Dataset rows about figures:
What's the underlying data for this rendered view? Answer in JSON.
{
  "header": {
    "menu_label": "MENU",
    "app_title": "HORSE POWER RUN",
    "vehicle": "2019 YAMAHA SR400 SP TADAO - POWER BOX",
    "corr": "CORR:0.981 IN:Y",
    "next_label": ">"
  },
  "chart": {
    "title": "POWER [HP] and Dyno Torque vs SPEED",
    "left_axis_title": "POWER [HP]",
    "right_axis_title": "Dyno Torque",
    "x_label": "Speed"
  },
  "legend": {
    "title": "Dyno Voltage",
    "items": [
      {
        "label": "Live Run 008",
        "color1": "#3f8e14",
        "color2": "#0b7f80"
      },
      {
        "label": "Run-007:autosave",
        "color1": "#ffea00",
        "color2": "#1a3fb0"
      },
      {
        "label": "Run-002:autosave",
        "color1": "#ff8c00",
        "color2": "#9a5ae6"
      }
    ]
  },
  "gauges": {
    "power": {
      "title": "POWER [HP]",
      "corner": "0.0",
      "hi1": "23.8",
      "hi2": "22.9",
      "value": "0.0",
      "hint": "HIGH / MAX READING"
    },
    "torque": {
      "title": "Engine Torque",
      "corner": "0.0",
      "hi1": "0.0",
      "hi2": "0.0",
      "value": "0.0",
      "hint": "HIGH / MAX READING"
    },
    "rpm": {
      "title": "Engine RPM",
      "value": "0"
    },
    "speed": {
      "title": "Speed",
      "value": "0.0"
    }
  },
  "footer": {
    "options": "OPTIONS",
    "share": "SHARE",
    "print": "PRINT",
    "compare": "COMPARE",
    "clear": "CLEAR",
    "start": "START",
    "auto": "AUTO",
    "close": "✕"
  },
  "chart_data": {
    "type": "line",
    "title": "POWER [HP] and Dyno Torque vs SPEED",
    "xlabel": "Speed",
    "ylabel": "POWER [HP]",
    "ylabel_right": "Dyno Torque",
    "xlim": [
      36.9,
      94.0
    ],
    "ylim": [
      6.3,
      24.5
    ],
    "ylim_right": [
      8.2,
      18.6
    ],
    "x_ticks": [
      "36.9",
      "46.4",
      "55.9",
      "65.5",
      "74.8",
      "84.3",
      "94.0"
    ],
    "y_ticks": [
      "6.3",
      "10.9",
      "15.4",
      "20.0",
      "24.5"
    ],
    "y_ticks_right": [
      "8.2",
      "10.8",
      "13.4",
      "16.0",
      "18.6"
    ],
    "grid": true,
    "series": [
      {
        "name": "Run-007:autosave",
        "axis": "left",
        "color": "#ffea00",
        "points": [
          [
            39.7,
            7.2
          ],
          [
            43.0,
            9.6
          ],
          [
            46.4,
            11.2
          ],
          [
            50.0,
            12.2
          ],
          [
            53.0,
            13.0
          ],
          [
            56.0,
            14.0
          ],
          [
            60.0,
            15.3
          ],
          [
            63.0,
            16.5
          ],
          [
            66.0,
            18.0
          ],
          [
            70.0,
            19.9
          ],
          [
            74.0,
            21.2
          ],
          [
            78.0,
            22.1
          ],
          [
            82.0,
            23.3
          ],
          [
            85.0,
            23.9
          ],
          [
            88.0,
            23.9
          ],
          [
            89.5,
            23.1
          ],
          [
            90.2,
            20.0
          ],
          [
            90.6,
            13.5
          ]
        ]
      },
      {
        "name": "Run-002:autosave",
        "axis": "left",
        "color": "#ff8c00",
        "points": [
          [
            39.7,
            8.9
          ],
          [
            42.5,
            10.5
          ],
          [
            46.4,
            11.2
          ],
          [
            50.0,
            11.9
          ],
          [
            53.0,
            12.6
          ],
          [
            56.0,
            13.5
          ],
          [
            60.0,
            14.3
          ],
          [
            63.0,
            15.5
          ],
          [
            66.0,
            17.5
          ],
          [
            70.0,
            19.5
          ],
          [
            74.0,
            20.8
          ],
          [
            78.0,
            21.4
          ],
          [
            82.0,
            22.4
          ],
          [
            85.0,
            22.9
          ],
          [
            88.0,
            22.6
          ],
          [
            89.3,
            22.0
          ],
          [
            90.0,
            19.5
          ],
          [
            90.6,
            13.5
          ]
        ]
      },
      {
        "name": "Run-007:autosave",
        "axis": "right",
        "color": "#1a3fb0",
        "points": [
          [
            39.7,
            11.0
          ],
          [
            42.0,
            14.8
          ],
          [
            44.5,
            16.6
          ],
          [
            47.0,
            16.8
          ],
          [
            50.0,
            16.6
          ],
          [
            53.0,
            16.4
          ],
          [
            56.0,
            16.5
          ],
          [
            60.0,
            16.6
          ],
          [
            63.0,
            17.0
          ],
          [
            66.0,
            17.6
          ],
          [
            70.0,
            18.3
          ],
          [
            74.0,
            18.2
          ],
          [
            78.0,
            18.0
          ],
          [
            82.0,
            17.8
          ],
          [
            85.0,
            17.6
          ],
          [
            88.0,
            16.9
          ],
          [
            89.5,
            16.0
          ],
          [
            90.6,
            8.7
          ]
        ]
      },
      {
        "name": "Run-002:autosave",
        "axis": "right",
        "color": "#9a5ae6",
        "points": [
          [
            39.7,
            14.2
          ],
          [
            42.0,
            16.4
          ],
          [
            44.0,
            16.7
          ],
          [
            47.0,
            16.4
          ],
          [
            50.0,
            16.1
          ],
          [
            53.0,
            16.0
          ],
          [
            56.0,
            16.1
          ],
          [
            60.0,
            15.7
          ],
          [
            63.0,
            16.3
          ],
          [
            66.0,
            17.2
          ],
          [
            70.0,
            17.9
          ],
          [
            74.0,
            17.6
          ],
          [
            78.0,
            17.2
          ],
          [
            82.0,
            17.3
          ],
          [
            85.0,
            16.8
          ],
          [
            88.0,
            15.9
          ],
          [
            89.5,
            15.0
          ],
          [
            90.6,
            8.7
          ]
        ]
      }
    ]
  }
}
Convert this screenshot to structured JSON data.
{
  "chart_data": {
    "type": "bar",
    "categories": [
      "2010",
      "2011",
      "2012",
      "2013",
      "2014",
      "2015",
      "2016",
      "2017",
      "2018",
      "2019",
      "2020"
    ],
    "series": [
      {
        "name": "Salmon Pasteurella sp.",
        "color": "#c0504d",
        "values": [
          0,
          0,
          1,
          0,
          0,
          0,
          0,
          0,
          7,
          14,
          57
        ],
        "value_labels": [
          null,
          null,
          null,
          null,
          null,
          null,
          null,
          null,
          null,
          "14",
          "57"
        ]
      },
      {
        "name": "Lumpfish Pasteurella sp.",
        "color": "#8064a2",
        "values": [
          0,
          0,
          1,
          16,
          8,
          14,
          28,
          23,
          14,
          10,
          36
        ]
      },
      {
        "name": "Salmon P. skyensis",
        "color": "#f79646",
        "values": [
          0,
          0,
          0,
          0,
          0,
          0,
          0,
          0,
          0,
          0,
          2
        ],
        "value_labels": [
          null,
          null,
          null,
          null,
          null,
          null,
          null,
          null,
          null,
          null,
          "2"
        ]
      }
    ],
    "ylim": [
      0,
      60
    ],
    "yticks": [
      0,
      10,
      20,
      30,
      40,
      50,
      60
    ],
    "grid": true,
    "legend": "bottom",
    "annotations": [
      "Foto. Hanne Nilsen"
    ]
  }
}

[Set exercise] Output all of the material, please, exactly as it stands.

[Full answer]
What's the underlying data for this rendered view? Answer in JSON.
{
  "header": {
    "menu_label": "MENU",
    "app_title": "HORSE POWER RUN",
    "vehicle": "2019 YAMAHA SR400 SP TADAO - POWER BOX",
    "corr": "CORR:0.981 IN:Y",
    "next_label": ">"
  },
  "chart": {
    "title": "POWER [HP] and Dyno Torque vs SPEED",
    "left_axis_title": "POWER [HP]",
    "right_axis_title": "Dyno Torque",
    "x_label": "Speed"
  },
  "legend": {
    "title": "Dyno Voltage",
    "items": [
      {
        "label": "Live Run 008",
        "color1": "#3f8e14",
        "color2": "#0b7f80"
      },
      {
        "label": "Run-007:autosave",
        "color1": "#ffea00",
        "color2": "#1a3fb0"
      },
      {
        "label": "Run-002:autosave",
        "color1": "#ff8c00",
        "color2": "#9a5ae6"
      }
    ]
  },
  "gauges": {
    "power": {
      "title": "POWER [HP]",
      "corner": "0.0",
      "hi1": "23.8",
      "hi2": "22.9",
      "value": "0.0",
      "hint": "HIGH / MAX READING"
    },
    "torque": {
      "title": "Engine Torque",
      "corner": "0.0",
      "hi1": "0.0",
      "hi2": "0.0",
      "value": "0.0",
      "hint": "HIGH / MAX READING"
    },
    "rpm": {
      "title": "Engine RPM",
      "value": "0"
    },
    "speed": {
      "title": "Speed",
      "value": "0.0"
    }
  },
  "footer": {
    "options": "OPTIONS",
    "share": "SHARE",
    "print": "PRINT",
    "compare": "COMPARE",
    "clear": "CLEAR",
    "start": "START",
    "auto": "AUTO",
    "close": "✕"
  },
  "chart_data": {
    "type": "line",
    "title": "POWER [HP] and Dyno Torque vs SPEED",
    "xlabel": "Speed",
    "ylabel": "POWER [HP]",
    "ylabel_right": "Dyno Torque",
    "xlim": [
      36.9,
      94.0
    ],
    "ylim": [
      6.3,
      24.5
    ],
    "ylim_right": [
      8.2,
      18.6
    ],
    "x_ticks": [
      "36.9",
      "46.4",
      "55.9",
      "65.5",
      "74.8",
      "84.3",
      "94.0"
    ],
    "y_ticks": [
      "6.3",
      "10.9",
      "15.4",
      "20.0",
      "24.5"
    ],
    "y_ticks_right": [
      "8.2",
      "10.8",
      "13.4",
      "16.0",
      "18.6"
    ],
    "grid": true,
    "series": [
      {
        "name": "Run-007:autosave",
        "axis": "left",
        "color": "#ffea00",
        "points": [
          [
            39.7,
            7.2
          ],
          [
            43.0,
            9.6
          ],
          [
            46.4,
            11.2
          ],
          [
            50.0,
            12.2
          ],
          [
            53.0,
            13.0
          ],
          [
            56.0,
            14.0
          ],
          [
            60.0,
            15.3
          ],
          [
            63.0,
            16.5
          ],
          [
            66.0,
            18.0
          ],
          [
            70.0,
            19.9
          ],
          [
            74.0,
            21.2
          ],
          [
            78.0,
            22.1
          ],
          [
            82.0,
            23.3
          ],
          [
            85.0,
            23.9
          ],
          [
            88.0,
            23.9
          ],
          [
            89.5,
            23.1
          ],
          [
            90.2,
            20.0
          ],
          [
            90.6,
            13.5
          ]
        ]
      },
      {
        "name": "Run-002:autosave",
        "axis": "left",
        "color": "#ff8c00",
        "points": [
          [
            39.7,
            8.9
          ],
          [
            42.5,
            10.5
          ],
          [
            46.4,
            11.2
          ],
          [
            50.0,
            11.9
          ],
          [
            53.0,
            12.6
          ],
          [
            56.0,
            13.5
          ],
          [
            60.0,
            14.3
          ],
          [
            63.0,
            15.5
          ],
          [
            66.0,
            17.5
          ],
          [
            70.0,
            19.5
          ],
          [
            74.0,
            20.8
          ],
          [
            78.0,
            21.4
          ],
          [
            82.0,
            22.4
          ],
          [
            85.0,
            22.9
          ],
          [
            88.0,
            22.6
          ],
          [
            89.3,
            22.0
          ],
          [
            90.0,
            19.5
          ],
          [
            90.6,
            13.5
          ]
        ]
      },
      {
        "name": "Run-007:autosave",
        "axis": "right",
        "color": "#1a3fb0",
        "points": [
          [
            39.7,
            11.0
          ],
          [
            42.0,
            14.8
          ],
          [
            44.5,
            16.6
          ],
          [
            47.0,
            16.8
          ],
          [
            50.0,
            16.6
          ],
          [
            53.0,
            16.4
          ],
          [
            56.0,
            16.5
          ],
          [
            60.0,
            16.6
          ],
          [
            63.0,
            17.0
          ],
          [
            66.0,
            17.6
          ],
          [
            70.0,
            18.3
          ],
          [
            74.0,
            18.2
          ],
          [
            78.0,
            18.0
          ],
          [
            82.0,
            17.8
          ],
          [
            85.0,
            17.6
          ],
          [
            88.0,
            16.9
          ],
          [
            89.5,
            16.0
          ],
          [
            90.6,
            8.7
          ]
        ]
      },
      {
        "name": "Run-002:autosave",
        "axis": "right",
        "color": "#9a5ae6",
        "points": [
          [
            39.7,
            14.2
          ],
          [
            42.0,
            16.4
          ],
          [
            44.0,
            16.7
          ],
          [
            47.0,
            16.4
          ],
          [
            50.0,
            16.1
          ],
          [
            53.0,
            16.0
          ],
          [
            56.0,
            16.1
          ],
          [
            60.0,
            15.7
          ],
          [
            63.0,
            16.3
          ],
          [
            66.0,
            17.2
          ],
          [
            70.0,
            17.9
          ],
          [
            74.0,
            17.6
          ],
          [
            78.0,
            17.2
          ],
          [
            82.0,
            17.3
          ],
          [
            85.0,
            16.8
          ],
          [
            88.0,
            15.9
          ],
          [
            89.5,
            15.0
          ],
          [
            90.6,
            8.7
          ]
        ]
      }
    ]
  }
}
Convert this screenshot to structured JSON data.
{
  "chart_data": {
    "type": "bar",
    "categories": [
      "2010",
      "2011",
      "2012",
      "2013",
      "2014",
      "2015",
      "2016",
      "2017",
      "2018",
      "2019",
      "2020"
    ],
    "series": [
      {
        "name": "Salmon Pasteurella sp.",
        "color": "#c0504d",
        "values": [
          0,
          0,
          1,
          0,
          0,
          0,
          0,
          0,
          7,
          14,
          57
        ],
        "value_labels": [
          null,
          null,
          null,
          null,
          null,
          null,
          null,
          null,
          null,
          "14",
          "57"
        ]
      },
      {
        "name": "Lumpfish Pasteurella sp.",
        "color": "#8064a2",
        "values": [
          0,
          0,
          1,
          16,
          8,
          14,
          28,
          23,
          14,
          10,
          36
        ]
      },
      {
        "name": "Salmon P. skyensis",
        "color": "#f79646",
        "values": [
          0,
          0,
          0,
          0,
          0,
          0,
          0,
          0,
          0,
          0,
          2
        ],
        "value_labels": [
          null,
          null,
          null,
          null,
          null,
          null,
          null,
          null,
          null,
          null,
          "2"
        ]
      }
    ],
    "ylim": [
      0,
      60
    ],
    "yticks": [
      0,
      10,
      20,
      30,
      40,
      50,
      60
    ],
    "grid": true,
    "legend": "bottom",
    "annotations": [
      "Foto. Hanne Nilsen"
    ]
  }
}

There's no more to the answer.